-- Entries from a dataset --
----
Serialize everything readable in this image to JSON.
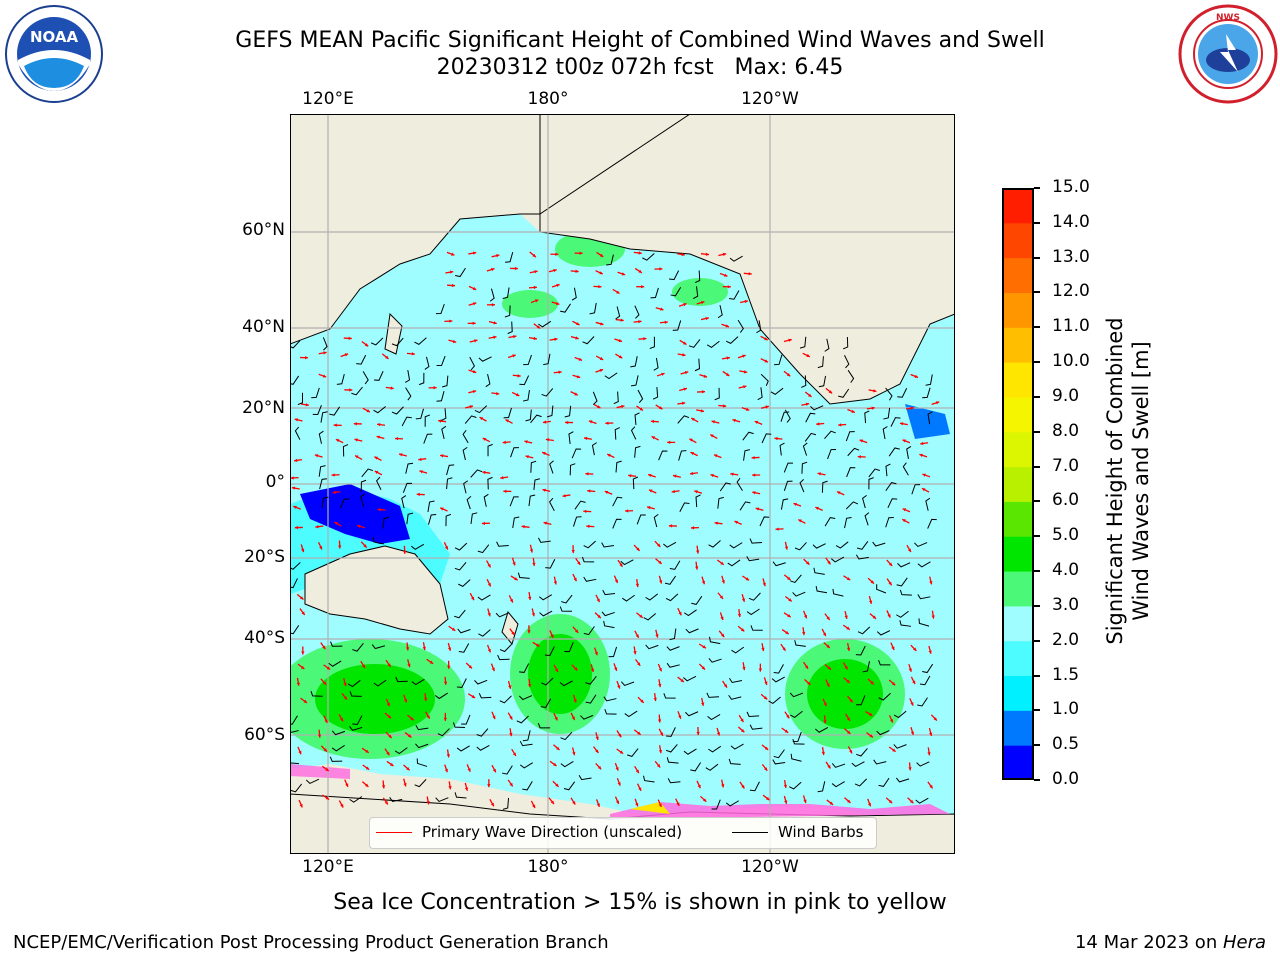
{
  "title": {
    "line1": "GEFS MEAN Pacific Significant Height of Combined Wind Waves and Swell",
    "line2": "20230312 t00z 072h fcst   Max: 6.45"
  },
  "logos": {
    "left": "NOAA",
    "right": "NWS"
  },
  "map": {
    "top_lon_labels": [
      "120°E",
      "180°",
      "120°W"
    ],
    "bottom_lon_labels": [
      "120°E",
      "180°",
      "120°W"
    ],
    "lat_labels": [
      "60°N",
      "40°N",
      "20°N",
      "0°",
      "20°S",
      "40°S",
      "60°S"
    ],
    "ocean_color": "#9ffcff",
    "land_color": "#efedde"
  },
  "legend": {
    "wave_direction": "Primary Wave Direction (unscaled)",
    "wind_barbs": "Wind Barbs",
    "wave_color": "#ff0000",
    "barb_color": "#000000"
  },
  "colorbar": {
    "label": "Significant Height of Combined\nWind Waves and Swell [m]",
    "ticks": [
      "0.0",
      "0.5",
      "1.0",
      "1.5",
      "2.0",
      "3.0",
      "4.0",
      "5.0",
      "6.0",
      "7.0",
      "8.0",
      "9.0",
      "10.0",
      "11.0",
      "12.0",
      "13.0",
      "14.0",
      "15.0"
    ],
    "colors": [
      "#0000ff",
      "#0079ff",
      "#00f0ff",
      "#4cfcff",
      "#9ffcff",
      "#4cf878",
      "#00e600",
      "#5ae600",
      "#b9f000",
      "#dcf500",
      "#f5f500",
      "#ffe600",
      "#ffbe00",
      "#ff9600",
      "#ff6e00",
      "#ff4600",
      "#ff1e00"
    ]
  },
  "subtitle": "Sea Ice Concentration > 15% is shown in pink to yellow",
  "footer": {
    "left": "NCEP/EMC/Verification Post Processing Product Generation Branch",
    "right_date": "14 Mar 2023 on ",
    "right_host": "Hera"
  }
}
----
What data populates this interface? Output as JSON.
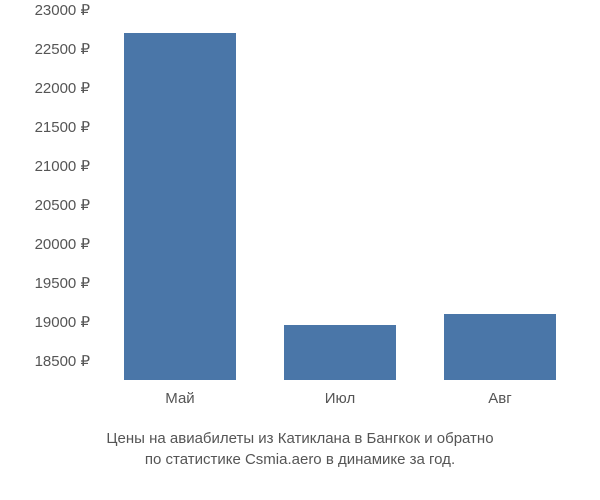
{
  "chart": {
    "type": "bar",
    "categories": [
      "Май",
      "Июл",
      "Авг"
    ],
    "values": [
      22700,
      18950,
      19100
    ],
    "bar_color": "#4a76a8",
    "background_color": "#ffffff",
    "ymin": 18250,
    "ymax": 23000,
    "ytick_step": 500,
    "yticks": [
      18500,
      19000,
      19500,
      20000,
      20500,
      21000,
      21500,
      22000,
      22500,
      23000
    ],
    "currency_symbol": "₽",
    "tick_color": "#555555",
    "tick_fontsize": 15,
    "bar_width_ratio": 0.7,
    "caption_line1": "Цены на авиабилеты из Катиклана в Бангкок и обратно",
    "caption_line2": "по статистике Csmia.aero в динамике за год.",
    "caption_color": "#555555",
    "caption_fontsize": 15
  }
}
----
-- YOUR OBJECTIVE --
Pull out all lines containing the word "left" from the entries above.

-- EXERCISE RESULT --
    "left": "NOAA",
    "left": "NCEP/EMC/Verification Post Processing Product Generation Branch",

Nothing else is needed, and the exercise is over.